TRECHO SELECIONADO –
—————
O governo Donald Trump quer que o Irã remova as minas colocadas no Estreito de Ormuz, mas um especialista diz que a tarefa deve ser desafiadora para Teerã.
Um documento com os pontos de discussão da Casa Branca sobre o memorando de entendimento afirma que “o Irã fará a desminagem e removerá todos os obstáculos” na estratégica via marítima.
Um alto funcionário do governo dos Estados Unidos disse a jornalistas na segunda-feira que Washington espera que as operações no estreito “voltem ao normal rapidamente, certamente em até 30 dias, assim que eles se comprometerem a remover todas as minas”.
Scott Savitz, engenheiro sênior da RAND, disse à CNN que o Irã é “muito bom em instalar minas, mas as contramedidas contra minas são um tipo de operação fundamentalmente diferente, então não está claro quão eficiente eles são nisso”.
“Isso é difícil, exige muito cuidado e é um trabalho que demanda extrema precisão”, observou.
“É tecnicamente muito complexo. É mais provável que (o Irã) tenha algumas capacidades de sonar e alguma capacidade para talvez fazer varreduras”, mas quase certamente não para identificar a localização exata das minas, afirmou.
A autoridade americana também disse na segunda-feira que, se os iranianos “não estiverem agindo rápido o suficiente”, os EUA poderiam ajudá-los a lidar com a remoção das minas, porque “neste momento sabemos onde todas as minas estão”.
De acordo com o funcionário do governo, há algumas minas que, se forem priorizadas, podem ser eliminadas abrindo várias outras rotas de navegação.
—————
Liste todas as organizações citadas pelo nome no texto sobre as minas no Estreito de Ormuz.

Entradas de dados armazenadas:
—————
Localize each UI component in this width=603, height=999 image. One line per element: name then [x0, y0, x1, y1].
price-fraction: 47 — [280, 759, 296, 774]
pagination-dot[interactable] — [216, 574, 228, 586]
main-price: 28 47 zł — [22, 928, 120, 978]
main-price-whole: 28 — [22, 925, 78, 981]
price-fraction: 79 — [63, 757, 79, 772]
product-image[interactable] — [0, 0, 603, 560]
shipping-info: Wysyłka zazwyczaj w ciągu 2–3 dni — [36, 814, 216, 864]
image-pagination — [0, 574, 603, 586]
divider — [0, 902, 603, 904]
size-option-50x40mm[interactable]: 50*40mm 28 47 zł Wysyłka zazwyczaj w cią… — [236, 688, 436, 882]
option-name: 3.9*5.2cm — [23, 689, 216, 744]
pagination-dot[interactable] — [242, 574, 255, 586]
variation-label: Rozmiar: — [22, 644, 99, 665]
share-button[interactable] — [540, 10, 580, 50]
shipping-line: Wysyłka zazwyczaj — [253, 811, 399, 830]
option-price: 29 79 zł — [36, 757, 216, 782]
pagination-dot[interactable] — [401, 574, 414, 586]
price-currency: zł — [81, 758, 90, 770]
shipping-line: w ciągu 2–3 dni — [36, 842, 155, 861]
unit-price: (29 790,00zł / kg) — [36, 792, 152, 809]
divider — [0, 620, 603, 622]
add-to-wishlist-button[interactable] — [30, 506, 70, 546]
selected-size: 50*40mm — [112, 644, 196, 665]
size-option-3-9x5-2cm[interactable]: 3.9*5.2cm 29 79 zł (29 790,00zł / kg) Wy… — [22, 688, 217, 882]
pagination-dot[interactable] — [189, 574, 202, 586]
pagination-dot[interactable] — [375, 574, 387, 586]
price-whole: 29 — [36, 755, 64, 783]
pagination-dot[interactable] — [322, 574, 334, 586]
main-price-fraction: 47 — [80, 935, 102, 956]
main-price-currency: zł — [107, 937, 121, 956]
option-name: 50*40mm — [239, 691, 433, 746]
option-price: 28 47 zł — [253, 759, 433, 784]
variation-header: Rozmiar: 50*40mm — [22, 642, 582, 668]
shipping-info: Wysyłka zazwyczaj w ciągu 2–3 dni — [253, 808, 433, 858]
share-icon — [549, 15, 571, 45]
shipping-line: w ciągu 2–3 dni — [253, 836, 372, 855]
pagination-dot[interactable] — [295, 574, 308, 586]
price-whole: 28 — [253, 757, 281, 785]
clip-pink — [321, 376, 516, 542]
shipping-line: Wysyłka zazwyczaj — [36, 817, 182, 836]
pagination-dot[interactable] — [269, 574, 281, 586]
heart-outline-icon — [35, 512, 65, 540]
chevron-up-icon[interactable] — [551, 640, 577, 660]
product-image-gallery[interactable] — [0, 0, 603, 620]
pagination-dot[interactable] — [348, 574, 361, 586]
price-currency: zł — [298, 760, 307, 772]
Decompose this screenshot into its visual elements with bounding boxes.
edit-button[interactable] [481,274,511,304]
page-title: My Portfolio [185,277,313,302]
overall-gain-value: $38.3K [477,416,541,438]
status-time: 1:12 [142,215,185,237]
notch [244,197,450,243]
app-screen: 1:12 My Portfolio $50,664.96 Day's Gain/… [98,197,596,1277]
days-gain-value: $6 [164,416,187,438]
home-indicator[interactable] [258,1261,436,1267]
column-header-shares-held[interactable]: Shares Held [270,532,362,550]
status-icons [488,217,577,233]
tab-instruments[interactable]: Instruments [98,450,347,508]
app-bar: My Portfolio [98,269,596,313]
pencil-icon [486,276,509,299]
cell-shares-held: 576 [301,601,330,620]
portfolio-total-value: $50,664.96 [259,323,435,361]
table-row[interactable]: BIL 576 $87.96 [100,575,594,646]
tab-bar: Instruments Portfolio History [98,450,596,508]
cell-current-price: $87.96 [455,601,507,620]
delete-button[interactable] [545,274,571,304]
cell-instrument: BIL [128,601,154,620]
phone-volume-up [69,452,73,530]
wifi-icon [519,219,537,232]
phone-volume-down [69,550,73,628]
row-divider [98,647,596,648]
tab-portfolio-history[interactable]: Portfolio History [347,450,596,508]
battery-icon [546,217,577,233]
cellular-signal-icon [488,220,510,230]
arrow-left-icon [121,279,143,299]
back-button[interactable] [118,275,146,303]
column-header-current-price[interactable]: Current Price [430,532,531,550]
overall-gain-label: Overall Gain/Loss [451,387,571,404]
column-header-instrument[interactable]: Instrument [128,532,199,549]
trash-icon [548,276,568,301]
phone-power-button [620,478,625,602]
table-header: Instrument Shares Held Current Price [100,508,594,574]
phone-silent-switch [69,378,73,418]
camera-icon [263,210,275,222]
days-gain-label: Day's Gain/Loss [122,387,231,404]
—————
RESPOSTA FINAL – Casa Branca, RAND, CNN